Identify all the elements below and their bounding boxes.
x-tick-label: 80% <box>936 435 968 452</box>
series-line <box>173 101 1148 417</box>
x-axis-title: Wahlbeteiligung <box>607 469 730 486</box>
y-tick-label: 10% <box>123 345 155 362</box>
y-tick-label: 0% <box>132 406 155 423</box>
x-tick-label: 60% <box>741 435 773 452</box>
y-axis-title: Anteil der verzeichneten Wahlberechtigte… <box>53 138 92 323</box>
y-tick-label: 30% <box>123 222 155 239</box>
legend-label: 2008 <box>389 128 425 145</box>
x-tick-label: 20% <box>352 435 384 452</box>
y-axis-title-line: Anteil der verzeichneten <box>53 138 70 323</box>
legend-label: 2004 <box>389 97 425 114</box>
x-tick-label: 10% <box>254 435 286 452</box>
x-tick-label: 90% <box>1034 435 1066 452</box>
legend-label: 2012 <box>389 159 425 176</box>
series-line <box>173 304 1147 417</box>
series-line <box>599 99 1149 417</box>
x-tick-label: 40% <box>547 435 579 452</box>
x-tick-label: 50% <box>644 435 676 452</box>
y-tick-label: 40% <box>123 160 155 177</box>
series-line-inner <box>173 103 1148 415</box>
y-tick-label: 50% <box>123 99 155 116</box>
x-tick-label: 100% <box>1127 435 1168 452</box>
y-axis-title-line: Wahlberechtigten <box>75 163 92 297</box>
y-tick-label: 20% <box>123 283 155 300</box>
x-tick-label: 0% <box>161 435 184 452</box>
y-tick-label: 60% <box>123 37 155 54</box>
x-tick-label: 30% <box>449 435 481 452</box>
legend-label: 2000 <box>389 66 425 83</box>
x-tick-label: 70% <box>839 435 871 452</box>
^^^^^^^^^^^^^^^^
- _Prompt_
Rewrite the records above as a numbered list, omitting blank lines, from the first line of the records up to and including the line containing "y-tick-label: 40% <box>123 160 155 177</box>".

- _The answer_
1. Identify all the elements below and their bounding boxes.
2. x-tick-label: 80% <box>936 435 968 452</box>
3. series-line <box>173 101 1148 417</box>
4. x-axis-title: Wahlbeteiligung <box>607 469 730 486</box>
5. y-tick-label: 10% <box>123 345 155 362</box>
6. y-tick-label: 0% <box>132 406 155 423</box>
7. x-tick-label: 60% <box>741 435 773 452</box>
8. y-axis-title: Anteil der verzeichneten Wahlberechtigte… <box>53 138 92 323</box>
9. y-tick-label: 30% <box>123 222 155 239</box>
10. legend-label: 2008 <box>389 128 425 145</box>
11. x-tick-label: 20% <box>352 435 384 452</box>
12. y-axis-title-line: Anteil der verzeichneten <box>53 138 70 323</box>
13. legend-label: 2004 <box>389 97 425 114</box>
14. x-tick-label: 10% <box>254 435 286 452</box>
15. x-tick-label: 90% <box>1034 435 1066 452</box>
16. legend-label: 2012 <box>389 159 425 176</box>
17. series-line <box>173 304 1147 417</box>
18. series-line <box>599 99 1149 417</box>
19. x-tick-label: 40% <box>547 435 579 452</box>
20. x-tick-label: 50% <box>644 435 676 452</box>
21. y-tick-label: 40% <box>123 160 155 177</box>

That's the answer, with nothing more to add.